[start GIVEN ENTRIES]

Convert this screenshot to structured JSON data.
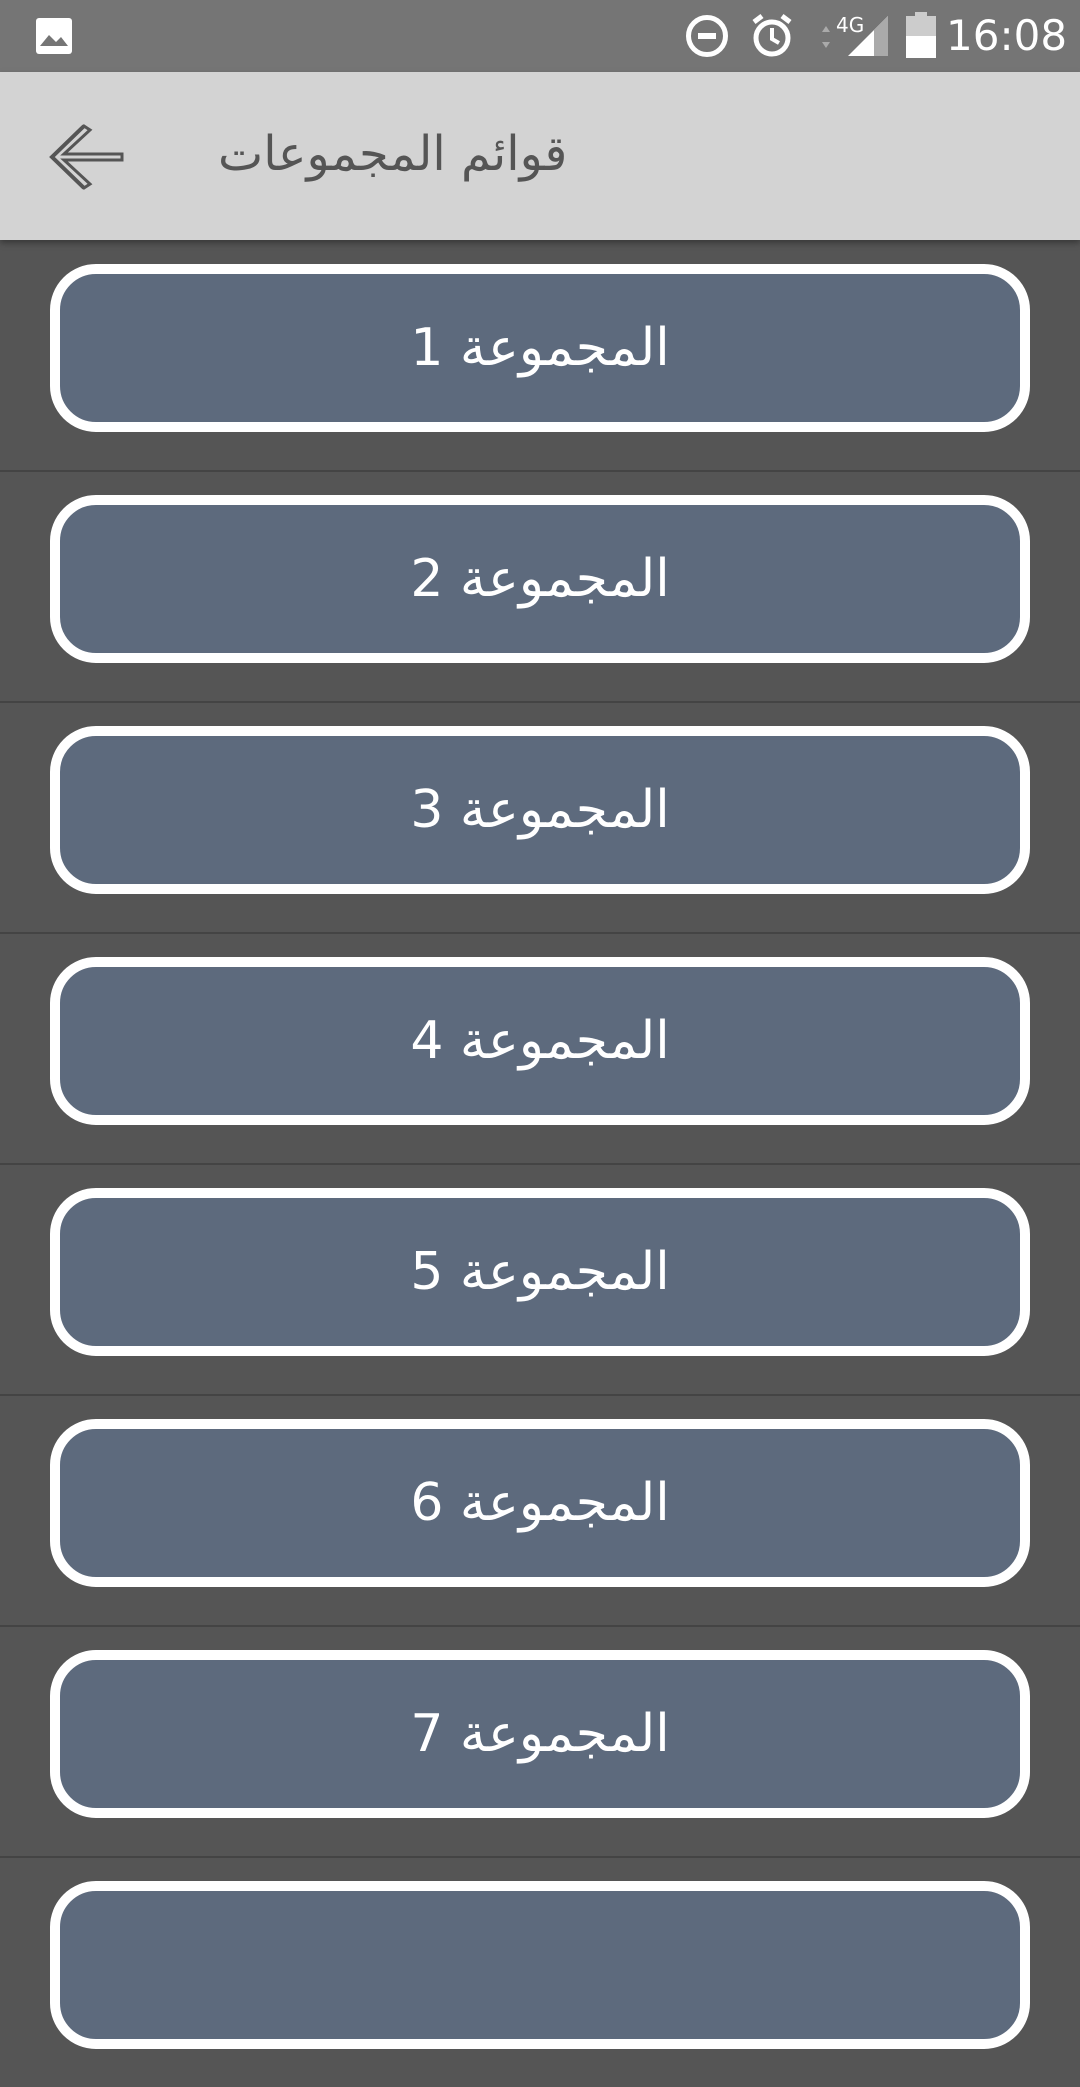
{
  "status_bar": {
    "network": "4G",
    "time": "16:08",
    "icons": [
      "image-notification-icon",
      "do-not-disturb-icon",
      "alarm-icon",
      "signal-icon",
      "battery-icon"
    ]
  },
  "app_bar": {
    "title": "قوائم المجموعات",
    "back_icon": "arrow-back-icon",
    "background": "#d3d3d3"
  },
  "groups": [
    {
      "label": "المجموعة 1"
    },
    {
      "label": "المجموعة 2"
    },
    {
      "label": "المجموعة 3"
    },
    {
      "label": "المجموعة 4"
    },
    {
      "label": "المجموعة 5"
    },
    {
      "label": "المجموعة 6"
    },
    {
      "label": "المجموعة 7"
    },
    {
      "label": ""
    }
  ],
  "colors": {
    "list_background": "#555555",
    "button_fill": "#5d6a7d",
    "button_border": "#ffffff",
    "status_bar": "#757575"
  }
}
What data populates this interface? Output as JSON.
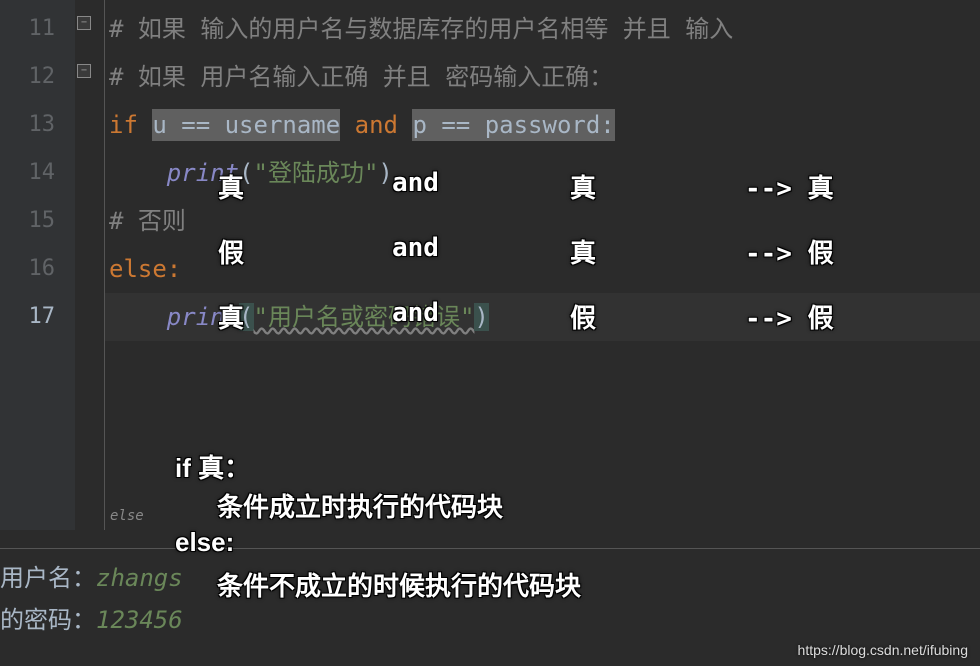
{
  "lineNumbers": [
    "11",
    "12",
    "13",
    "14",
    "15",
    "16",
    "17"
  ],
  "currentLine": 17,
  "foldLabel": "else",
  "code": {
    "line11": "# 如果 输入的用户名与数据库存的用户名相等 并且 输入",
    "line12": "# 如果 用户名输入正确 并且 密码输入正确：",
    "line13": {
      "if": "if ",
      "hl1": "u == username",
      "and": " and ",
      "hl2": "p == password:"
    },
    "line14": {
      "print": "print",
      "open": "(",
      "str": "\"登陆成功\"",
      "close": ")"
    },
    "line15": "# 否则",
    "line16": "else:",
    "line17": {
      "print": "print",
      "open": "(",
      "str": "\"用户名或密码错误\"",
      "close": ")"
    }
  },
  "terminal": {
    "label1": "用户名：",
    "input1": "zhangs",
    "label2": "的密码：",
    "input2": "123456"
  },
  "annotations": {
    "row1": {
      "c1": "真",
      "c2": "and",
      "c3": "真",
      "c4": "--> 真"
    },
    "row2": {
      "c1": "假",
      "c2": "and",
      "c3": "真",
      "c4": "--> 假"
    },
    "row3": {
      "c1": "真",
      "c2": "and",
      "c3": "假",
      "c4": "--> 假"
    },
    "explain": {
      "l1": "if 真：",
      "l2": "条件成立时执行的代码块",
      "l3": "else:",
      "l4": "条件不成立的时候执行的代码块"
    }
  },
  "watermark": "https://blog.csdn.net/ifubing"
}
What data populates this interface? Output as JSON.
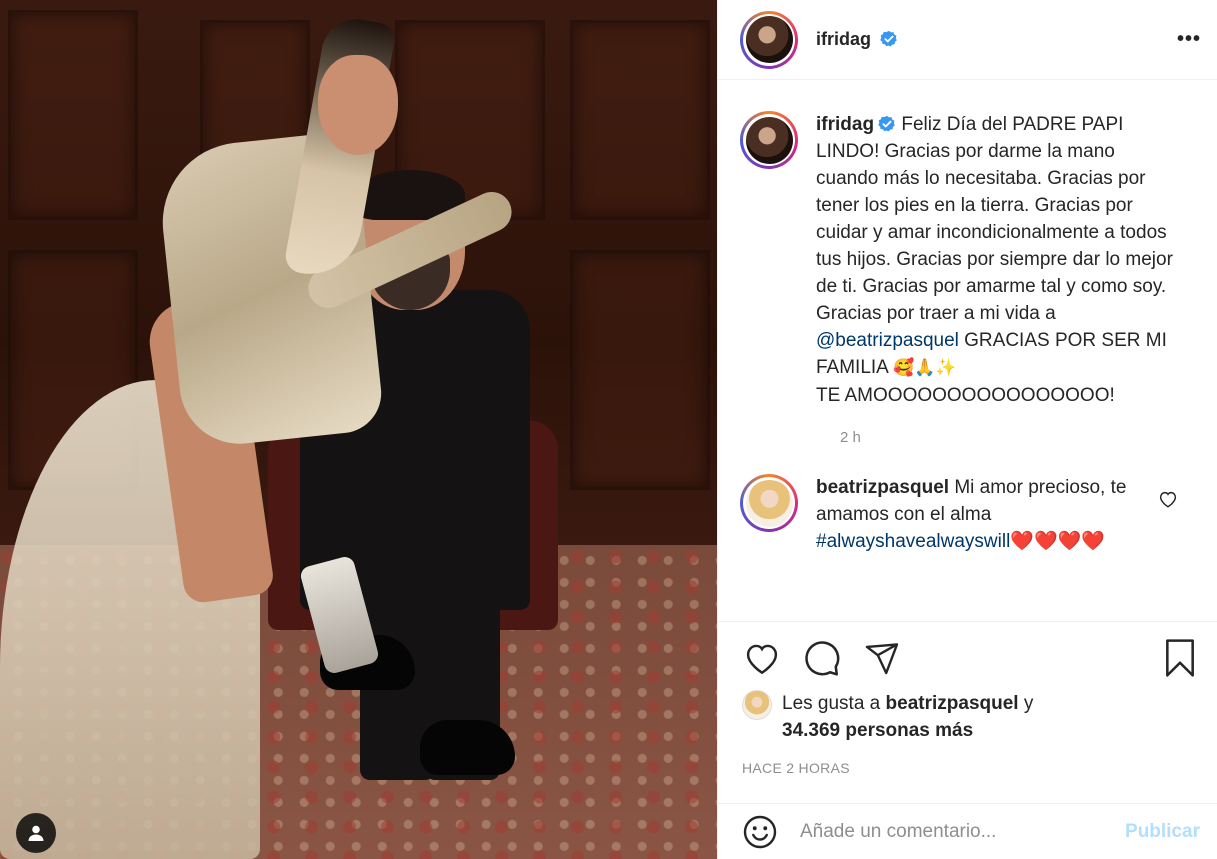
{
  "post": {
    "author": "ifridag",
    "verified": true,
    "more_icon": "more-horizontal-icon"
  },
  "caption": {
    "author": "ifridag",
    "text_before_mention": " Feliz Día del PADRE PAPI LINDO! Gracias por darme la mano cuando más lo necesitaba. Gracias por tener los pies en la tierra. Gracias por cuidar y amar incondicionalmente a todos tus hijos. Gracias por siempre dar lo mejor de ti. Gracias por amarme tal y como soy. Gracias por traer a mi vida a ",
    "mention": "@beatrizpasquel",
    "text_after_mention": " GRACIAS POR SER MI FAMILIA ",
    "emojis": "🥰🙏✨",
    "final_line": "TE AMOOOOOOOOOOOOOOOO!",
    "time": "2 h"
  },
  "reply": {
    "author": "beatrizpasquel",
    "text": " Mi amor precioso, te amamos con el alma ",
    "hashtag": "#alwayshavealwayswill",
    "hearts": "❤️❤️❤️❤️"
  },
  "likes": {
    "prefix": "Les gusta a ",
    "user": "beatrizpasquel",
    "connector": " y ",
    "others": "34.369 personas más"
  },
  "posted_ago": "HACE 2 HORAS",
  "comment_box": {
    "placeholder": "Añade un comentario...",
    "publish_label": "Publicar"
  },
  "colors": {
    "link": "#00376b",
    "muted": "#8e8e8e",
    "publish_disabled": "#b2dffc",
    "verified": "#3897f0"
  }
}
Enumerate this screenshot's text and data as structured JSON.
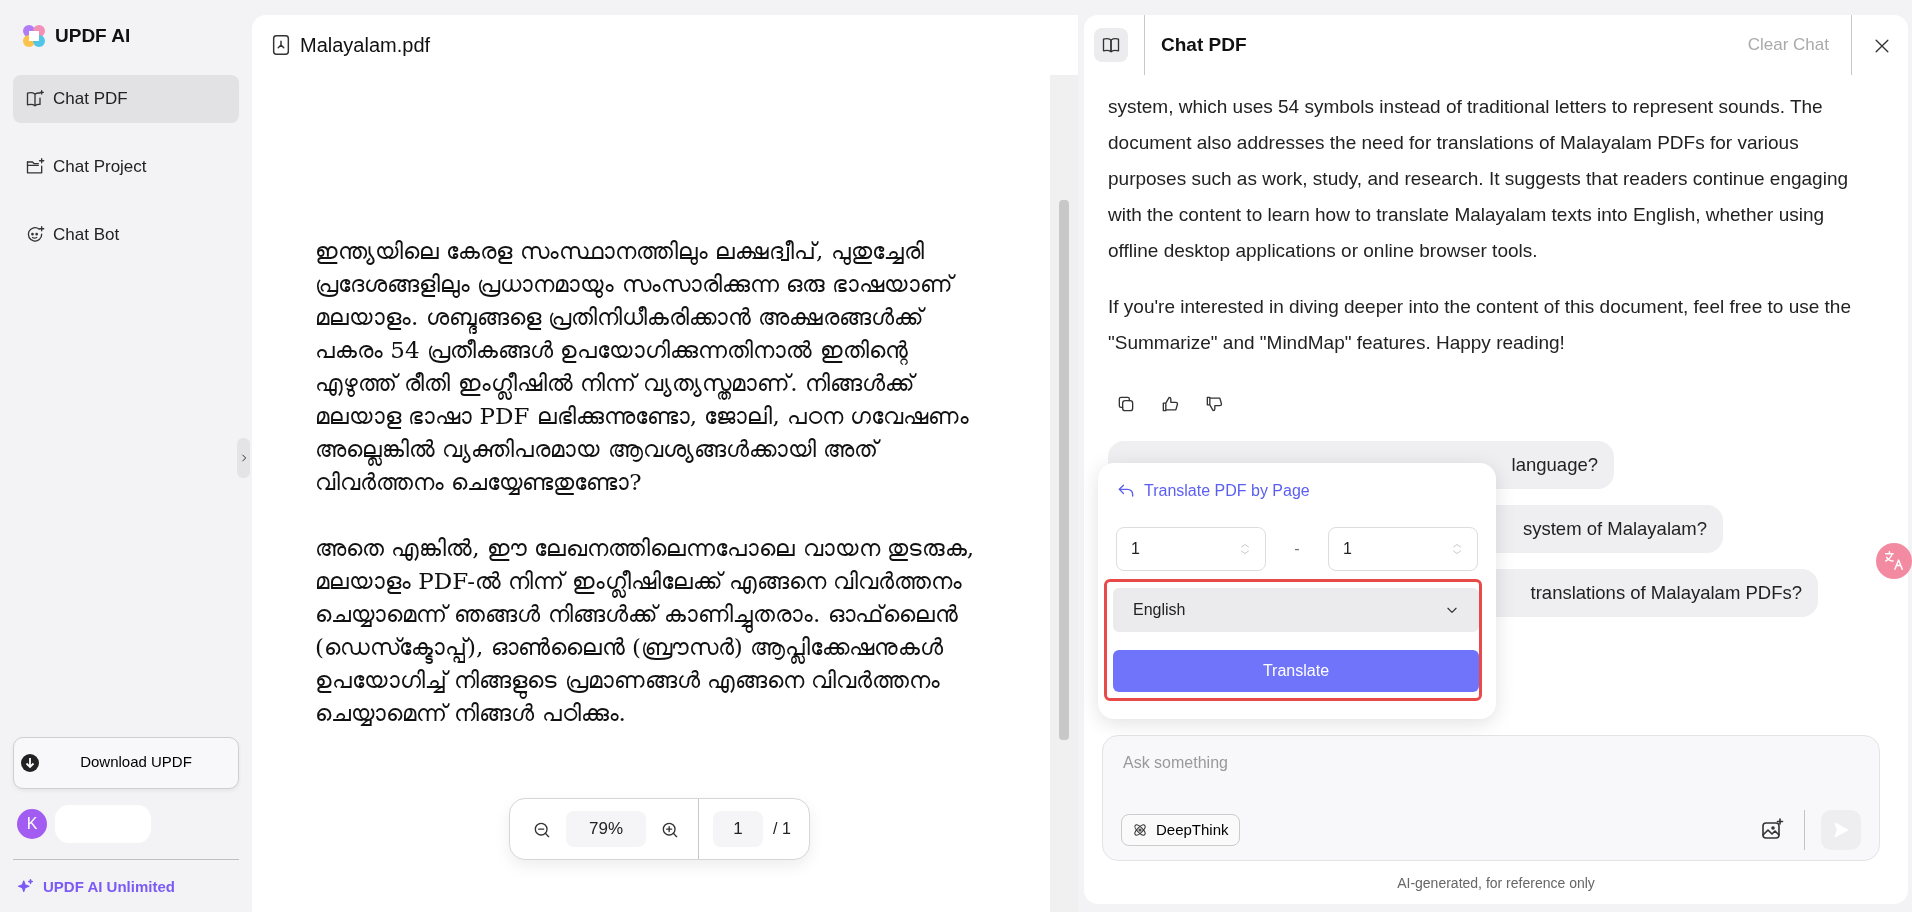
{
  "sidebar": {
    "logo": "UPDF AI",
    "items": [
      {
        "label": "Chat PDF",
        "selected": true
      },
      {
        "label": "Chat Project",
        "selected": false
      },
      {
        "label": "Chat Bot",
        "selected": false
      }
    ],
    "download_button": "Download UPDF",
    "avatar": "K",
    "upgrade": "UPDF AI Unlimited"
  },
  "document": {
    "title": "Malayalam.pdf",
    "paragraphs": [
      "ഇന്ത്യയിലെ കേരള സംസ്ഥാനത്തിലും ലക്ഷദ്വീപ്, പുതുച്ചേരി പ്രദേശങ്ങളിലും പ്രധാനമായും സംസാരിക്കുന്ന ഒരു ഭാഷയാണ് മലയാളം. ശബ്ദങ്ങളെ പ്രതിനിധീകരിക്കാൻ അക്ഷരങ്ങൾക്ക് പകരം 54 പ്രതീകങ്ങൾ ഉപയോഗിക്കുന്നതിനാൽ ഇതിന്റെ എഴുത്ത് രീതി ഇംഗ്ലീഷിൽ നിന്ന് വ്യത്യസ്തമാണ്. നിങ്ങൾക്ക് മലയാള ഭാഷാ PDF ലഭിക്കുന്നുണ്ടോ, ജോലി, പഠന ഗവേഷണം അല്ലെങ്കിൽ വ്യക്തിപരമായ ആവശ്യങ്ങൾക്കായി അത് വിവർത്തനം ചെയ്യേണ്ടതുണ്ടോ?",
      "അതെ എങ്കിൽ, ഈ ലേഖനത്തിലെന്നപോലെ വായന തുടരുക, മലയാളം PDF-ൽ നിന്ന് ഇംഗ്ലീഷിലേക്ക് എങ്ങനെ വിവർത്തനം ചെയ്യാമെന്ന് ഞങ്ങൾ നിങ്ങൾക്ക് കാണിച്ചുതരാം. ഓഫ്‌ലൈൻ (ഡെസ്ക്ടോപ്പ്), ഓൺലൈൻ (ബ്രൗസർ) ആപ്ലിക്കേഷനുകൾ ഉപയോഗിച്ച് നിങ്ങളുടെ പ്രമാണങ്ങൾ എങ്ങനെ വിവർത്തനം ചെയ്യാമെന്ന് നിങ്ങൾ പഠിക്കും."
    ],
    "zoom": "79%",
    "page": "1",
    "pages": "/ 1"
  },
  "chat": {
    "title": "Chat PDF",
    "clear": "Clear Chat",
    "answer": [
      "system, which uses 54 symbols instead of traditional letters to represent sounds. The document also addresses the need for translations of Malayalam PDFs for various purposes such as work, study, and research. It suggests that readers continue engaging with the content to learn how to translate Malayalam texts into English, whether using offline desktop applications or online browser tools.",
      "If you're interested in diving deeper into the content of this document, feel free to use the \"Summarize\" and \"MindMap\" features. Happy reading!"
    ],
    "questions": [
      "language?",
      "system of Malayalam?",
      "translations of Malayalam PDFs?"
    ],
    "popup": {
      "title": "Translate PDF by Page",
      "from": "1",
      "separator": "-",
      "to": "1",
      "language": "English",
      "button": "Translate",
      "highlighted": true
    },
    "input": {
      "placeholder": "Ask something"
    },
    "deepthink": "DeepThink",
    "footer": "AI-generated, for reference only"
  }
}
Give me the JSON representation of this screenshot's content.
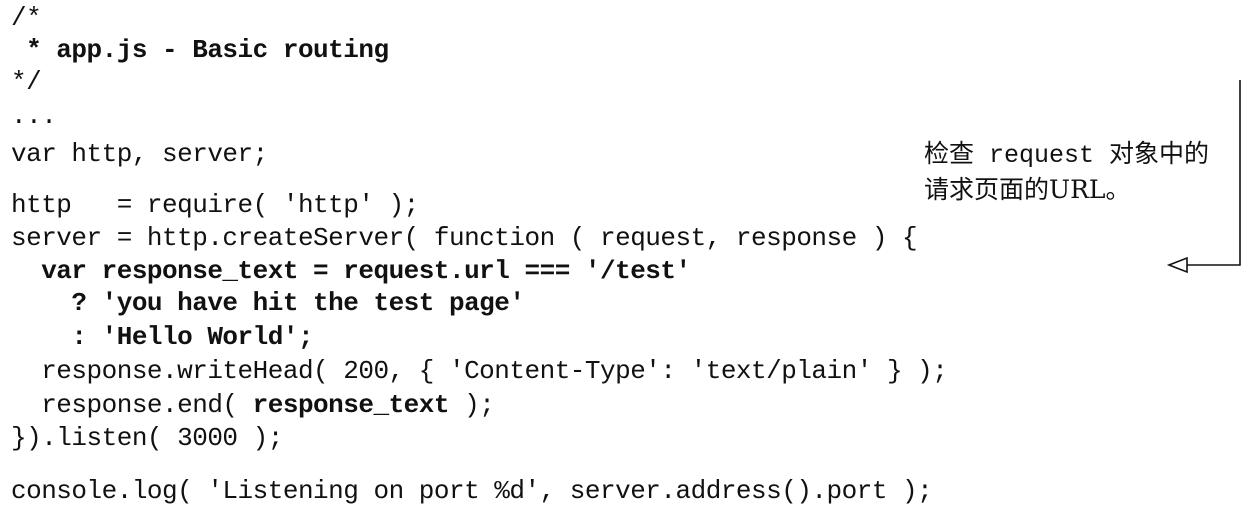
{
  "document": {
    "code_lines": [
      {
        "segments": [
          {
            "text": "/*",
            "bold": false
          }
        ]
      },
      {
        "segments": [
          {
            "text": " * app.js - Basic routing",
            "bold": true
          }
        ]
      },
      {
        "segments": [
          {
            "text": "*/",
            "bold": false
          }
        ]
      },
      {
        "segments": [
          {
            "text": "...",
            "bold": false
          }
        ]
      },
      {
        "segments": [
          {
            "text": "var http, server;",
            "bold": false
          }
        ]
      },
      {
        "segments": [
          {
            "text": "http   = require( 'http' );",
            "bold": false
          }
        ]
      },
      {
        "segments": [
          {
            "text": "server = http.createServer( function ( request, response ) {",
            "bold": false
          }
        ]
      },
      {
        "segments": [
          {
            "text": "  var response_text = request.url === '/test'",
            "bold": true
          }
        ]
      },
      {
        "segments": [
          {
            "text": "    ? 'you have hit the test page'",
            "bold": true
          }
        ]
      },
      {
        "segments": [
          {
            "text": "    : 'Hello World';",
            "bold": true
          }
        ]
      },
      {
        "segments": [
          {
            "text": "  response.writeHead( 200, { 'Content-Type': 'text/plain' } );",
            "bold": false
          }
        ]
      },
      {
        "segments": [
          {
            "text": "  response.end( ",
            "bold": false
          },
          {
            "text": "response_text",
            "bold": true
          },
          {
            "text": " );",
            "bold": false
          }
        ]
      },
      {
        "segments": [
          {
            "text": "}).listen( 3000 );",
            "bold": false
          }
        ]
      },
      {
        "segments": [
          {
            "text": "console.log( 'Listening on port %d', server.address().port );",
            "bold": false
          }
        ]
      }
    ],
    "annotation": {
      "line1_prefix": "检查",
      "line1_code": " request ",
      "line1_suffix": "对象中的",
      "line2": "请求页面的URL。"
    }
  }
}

[end GIVEN ENTRIES]

Look through the lines above and collect those with the word "this".

=== OUTPUT BELOW ===
Convert this screenshot to structured JSON data.
What data populates this interface? Output as JSON.
What data populates this interface? Output as JSON.
Enumerate this screenshot's text and data as structured JSON.
      "If you're interested in diving deeper into the content of this document, feel free to use the \"Summarize\" and \"MindMap\" features. Happy reading!"
Give me the JSON representation of this screenshot's content.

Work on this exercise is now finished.